**Saved data entries**
────

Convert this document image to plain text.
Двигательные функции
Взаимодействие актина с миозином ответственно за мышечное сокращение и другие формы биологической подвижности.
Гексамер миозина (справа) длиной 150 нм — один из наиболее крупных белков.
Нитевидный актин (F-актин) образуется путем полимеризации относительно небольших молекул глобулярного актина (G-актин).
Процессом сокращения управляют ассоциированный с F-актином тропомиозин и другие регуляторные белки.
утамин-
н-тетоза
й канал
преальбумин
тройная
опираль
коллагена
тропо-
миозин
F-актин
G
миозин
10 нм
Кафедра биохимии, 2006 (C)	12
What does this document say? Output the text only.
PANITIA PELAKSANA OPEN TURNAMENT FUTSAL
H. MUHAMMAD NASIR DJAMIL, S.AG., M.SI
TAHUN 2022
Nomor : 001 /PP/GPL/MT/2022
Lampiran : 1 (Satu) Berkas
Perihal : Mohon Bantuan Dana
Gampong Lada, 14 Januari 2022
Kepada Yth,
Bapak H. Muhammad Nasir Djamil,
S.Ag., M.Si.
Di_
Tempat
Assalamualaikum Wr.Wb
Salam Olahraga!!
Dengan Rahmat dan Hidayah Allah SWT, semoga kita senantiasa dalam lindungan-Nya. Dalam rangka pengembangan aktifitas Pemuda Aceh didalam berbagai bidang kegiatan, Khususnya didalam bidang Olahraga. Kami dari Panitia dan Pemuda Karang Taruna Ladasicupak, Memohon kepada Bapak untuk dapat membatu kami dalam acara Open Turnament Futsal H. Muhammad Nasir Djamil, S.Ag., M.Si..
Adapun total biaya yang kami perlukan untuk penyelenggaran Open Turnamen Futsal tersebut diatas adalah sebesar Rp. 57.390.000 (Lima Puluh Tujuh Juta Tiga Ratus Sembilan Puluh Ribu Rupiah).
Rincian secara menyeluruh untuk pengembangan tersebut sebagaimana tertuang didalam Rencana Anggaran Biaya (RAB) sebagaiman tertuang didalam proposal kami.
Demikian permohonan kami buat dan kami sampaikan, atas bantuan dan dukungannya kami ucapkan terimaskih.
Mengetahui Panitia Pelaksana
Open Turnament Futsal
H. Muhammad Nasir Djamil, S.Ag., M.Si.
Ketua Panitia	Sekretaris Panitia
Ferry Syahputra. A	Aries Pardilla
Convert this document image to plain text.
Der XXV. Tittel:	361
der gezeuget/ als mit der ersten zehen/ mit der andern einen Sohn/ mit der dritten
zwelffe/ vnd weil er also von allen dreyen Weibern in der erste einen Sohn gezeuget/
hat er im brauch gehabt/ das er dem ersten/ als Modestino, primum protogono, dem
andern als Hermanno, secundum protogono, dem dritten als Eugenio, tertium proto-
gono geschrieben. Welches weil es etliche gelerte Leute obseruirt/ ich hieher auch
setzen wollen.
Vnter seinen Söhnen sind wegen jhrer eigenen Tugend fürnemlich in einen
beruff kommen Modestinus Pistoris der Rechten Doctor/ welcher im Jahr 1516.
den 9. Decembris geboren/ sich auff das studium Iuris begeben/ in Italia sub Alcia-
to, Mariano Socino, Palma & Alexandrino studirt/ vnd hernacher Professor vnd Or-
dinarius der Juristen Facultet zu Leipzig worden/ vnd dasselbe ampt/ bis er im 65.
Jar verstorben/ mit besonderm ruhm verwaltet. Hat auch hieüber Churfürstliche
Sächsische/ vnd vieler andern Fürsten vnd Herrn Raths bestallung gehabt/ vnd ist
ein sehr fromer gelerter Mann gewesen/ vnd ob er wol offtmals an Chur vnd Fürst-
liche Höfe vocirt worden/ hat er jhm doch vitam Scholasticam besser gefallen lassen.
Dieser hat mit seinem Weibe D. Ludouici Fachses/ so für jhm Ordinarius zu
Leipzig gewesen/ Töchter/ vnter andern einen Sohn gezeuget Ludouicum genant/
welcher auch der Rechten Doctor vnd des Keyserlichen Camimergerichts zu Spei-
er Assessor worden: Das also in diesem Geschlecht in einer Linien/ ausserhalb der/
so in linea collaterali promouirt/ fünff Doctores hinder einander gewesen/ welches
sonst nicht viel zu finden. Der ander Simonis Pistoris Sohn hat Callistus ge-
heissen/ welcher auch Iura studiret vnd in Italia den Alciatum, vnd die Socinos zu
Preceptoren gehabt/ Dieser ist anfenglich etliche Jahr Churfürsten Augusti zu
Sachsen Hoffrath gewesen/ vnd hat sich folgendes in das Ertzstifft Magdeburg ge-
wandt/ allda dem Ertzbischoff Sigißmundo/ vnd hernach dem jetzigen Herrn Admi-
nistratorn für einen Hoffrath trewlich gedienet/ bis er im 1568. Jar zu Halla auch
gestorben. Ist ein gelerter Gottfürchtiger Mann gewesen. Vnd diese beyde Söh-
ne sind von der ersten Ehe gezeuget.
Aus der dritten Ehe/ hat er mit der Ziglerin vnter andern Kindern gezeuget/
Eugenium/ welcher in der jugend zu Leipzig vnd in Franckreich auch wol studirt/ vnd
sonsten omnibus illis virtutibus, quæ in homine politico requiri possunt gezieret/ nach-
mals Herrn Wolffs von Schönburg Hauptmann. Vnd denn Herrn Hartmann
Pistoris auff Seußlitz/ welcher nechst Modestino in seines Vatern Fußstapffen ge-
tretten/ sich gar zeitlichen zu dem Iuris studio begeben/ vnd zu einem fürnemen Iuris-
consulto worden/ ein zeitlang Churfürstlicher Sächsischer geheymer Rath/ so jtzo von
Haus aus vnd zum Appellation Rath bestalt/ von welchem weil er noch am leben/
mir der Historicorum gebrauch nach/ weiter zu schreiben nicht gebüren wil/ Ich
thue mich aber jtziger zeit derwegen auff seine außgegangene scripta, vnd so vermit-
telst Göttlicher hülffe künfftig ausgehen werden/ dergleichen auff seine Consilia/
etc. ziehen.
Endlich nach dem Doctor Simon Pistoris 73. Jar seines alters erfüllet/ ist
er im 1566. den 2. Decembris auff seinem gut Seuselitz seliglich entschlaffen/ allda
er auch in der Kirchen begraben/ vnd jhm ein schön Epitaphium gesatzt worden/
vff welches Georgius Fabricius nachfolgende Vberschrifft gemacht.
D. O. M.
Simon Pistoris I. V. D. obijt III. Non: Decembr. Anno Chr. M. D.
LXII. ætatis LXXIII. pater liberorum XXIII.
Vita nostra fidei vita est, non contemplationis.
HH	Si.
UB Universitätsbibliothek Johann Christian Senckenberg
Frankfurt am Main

────

**What is needed**
Gather all the lines that include the word "etliche" and copy them out.

**Task solution**
gono geschrieben. Welches weil es etliche gelerte Leute obseruirt/ ich hieher auch
Preceptoren gehabt/ Dieser ist anfenglich etliche Jahr Churfürsten Augusti zu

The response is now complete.